- **Supplied data**
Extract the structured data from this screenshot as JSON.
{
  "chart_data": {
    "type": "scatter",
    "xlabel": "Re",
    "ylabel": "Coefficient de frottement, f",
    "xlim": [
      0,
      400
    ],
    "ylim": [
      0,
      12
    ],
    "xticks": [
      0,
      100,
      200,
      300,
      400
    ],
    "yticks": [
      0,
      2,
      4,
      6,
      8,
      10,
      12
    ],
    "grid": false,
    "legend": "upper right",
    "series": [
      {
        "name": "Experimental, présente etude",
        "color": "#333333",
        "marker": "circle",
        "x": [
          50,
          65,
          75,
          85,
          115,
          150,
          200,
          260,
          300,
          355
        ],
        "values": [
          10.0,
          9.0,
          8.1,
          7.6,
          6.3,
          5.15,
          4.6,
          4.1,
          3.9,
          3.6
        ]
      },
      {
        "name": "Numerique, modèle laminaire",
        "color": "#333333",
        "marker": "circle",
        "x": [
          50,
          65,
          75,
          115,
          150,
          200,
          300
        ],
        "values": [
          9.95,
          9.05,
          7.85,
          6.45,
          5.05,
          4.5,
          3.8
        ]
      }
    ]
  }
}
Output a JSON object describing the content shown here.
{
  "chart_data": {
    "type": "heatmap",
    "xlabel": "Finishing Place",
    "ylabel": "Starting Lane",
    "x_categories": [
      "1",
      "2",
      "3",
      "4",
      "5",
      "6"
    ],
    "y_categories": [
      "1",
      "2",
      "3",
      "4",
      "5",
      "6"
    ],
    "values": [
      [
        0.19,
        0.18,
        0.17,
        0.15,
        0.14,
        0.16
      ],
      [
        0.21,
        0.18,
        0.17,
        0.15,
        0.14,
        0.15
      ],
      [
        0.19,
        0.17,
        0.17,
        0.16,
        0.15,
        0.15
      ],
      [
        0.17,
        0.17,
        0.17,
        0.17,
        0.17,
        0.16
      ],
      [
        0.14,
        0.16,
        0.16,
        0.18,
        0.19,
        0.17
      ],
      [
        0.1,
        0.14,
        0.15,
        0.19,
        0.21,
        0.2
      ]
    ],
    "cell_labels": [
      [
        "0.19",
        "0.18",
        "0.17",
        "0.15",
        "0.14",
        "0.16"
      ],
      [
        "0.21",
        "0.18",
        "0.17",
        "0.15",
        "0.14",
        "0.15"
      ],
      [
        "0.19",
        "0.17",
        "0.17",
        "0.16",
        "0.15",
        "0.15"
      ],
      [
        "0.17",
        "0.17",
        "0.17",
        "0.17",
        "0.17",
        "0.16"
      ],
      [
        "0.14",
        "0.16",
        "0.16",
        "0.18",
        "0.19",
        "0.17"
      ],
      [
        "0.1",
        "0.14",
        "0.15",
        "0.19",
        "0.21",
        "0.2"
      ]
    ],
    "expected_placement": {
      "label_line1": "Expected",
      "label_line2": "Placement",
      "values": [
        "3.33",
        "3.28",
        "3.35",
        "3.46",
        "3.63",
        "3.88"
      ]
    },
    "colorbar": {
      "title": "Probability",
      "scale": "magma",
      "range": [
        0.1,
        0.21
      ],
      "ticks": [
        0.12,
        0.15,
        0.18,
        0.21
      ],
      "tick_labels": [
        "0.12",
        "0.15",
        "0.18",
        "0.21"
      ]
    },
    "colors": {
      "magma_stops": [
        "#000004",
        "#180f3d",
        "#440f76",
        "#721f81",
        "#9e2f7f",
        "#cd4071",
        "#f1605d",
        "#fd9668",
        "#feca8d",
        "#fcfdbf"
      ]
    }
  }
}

- **Work instructions**
Search the lines for the word "ylabel" and report how many contain it, by number only.

- **Exercise result**
2